**EXERCISE DETAILS:**
If a line in the records below contains the word "adult", copy it out.

Stored entries:
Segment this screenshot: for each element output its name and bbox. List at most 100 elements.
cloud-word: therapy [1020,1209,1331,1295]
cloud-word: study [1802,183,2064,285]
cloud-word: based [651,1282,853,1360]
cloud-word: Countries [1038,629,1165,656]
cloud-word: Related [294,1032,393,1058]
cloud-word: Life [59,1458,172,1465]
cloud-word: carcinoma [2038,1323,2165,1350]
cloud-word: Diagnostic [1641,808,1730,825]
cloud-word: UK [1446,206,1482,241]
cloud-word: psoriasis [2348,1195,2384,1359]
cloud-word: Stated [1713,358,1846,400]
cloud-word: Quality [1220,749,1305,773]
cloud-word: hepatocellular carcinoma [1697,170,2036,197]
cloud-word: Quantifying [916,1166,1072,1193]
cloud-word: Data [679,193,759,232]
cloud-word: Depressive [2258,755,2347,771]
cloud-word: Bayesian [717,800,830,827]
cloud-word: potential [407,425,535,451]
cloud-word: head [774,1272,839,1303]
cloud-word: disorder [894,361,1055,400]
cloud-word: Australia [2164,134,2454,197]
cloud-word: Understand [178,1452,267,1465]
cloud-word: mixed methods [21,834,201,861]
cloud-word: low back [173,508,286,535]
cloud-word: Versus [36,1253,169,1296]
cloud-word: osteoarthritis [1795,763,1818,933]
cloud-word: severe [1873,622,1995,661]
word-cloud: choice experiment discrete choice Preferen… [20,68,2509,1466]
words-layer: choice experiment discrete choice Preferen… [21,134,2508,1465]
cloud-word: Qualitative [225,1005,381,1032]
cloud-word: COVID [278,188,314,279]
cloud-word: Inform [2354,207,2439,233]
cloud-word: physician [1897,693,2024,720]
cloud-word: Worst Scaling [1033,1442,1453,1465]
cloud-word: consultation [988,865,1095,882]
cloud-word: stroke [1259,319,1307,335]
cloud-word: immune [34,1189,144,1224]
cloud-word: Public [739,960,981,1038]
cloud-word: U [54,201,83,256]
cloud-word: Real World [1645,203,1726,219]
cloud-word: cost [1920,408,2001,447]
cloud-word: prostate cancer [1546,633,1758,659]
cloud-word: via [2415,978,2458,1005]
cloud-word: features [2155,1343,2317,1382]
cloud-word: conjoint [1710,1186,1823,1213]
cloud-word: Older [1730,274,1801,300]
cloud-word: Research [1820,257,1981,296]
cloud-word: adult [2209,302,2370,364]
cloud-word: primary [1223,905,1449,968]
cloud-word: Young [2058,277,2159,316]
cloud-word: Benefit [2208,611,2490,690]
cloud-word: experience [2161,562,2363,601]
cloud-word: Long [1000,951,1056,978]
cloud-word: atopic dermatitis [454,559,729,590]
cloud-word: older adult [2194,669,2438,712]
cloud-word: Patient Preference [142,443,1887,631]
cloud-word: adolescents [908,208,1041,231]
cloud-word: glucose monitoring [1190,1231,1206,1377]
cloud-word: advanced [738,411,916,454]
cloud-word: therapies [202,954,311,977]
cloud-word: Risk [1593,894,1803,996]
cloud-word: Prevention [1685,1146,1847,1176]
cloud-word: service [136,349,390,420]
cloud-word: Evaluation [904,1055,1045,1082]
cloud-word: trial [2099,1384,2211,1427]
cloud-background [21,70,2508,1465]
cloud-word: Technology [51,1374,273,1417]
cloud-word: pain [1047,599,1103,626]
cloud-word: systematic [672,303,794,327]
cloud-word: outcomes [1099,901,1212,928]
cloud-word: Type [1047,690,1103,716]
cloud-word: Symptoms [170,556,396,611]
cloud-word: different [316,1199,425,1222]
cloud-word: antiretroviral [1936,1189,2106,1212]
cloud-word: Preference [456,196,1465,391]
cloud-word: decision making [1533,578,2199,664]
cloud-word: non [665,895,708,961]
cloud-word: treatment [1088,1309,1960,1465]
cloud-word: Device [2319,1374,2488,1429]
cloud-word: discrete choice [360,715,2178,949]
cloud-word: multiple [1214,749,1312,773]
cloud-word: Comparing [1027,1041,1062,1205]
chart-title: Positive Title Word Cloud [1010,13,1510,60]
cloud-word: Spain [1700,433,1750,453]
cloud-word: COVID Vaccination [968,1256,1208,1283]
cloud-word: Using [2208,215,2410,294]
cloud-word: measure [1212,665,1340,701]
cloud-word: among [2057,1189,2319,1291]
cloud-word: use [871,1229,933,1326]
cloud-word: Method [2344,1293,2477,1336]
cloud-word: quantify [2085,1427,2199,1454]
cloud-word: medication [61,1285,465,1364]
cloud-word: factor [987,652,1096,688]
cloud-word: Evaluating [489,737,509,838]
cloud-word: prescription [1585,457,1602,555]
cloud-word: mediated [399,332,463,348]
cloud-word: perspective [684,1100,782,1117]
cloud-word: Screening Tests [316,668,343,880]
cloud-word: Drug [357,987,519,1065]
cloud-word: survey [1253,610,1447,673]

**REPLY:**
cloud-word: adult [2209,302,2370,364]
cloud-word: older adult [2194,669,2438,712]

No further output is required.